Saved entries
·····

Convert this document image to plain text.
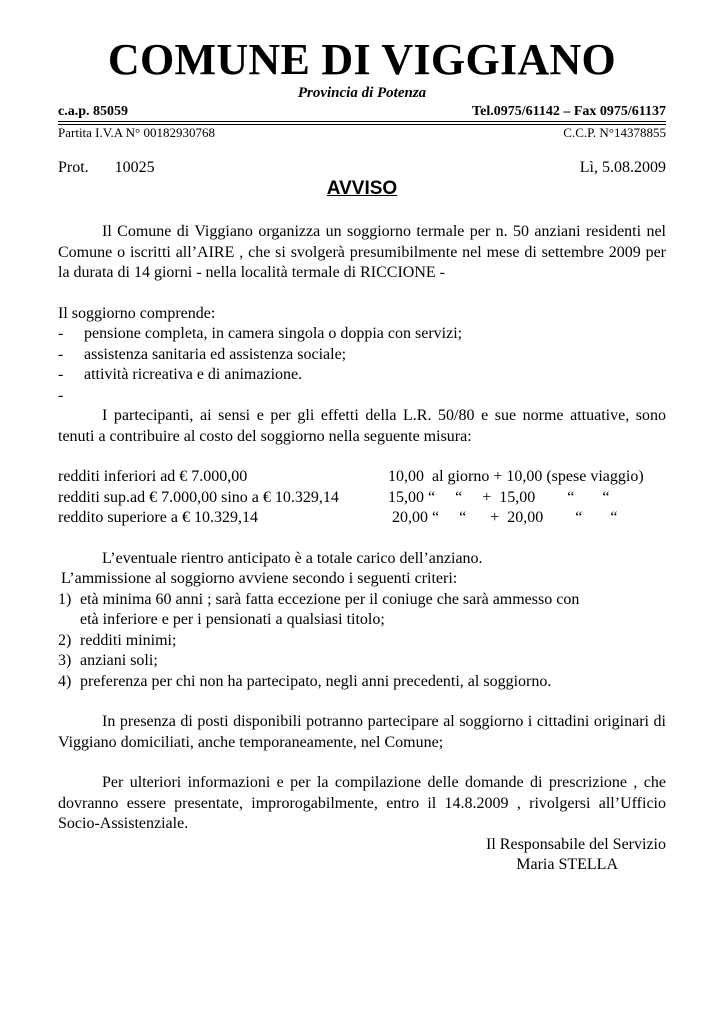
COMUNE DI VIGGIANO
Provincia di Potenza
c.a.p. 85059	Tel.0975/61142 – Fax 0975/61137
Partita I.V.A N° 00182930768	C.C.P. N°14378855
Prot. 10025	Lì, 5.08.2009
AVVISO

Il Comune di Viggiano organizza un soggiorno termale per n. 50 anziani residenti nel Comune o iscritti all’AIRE , che si svolgerà presumibilmente nel mese di settembre 2009 per la durata di 14 giorni - nella località termale di RICCIONE -

Il soggiorno comprende:

-	pensione completa, in camera singola o doppia con servizi;
-	assistenza sanitaria ed assistenza sociale;
-	attività ricreativa e di animazione.
-

I partecipanti, ai sensi e per gli effetti della L.R. 50/80 e sue norme attuative, sono tenuti a contribuire al costo del soggiorno nella seguente misura:

redditi inferiori ad € 7.000,00	10,00  al giorno + 10,00 (spese viaggio)
redditi sup.ad € 7.000,00 sino a € 10.329,14	15,00 “     “     +  15,00        “       “
reddito superiore a € 10.329,14	20,00 “     “      +  20,00        “       “

L’eventuale rientro anticipato è a totale carico dell’anziano.

L’ammissione al soggiorno avviene secondo i seguenti criteri:

1) età minima 60 anni ; sarà fatta eccezione per il coniuge che sarà ammesso con
età inferiore e per i pensionati a qualsiasi titolo;
2) redditi minimi;
3) anziani soli;
4) preferenza per chi non ha partecipato, negli anni precedenti, al soggiorno.

In presenza di posti disponibili potranno partecipare al soggiorno i cittadini originari di Viggiano domiciliati, anche temporaneamente, nel Comune;

Per ulteriori informazioni e per la compilazione delle domande di prescrizione , che dovranno essere presentate, improrogabilmente, entro il 14.8.2009 , rivolgersi all’Ufficio Socio-Assistenziale.

Il Responsabile del Servizio

Maria STELLA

·····

What this task involves.
Write only the number of lines in the data above that include "anziani".

Solution.
2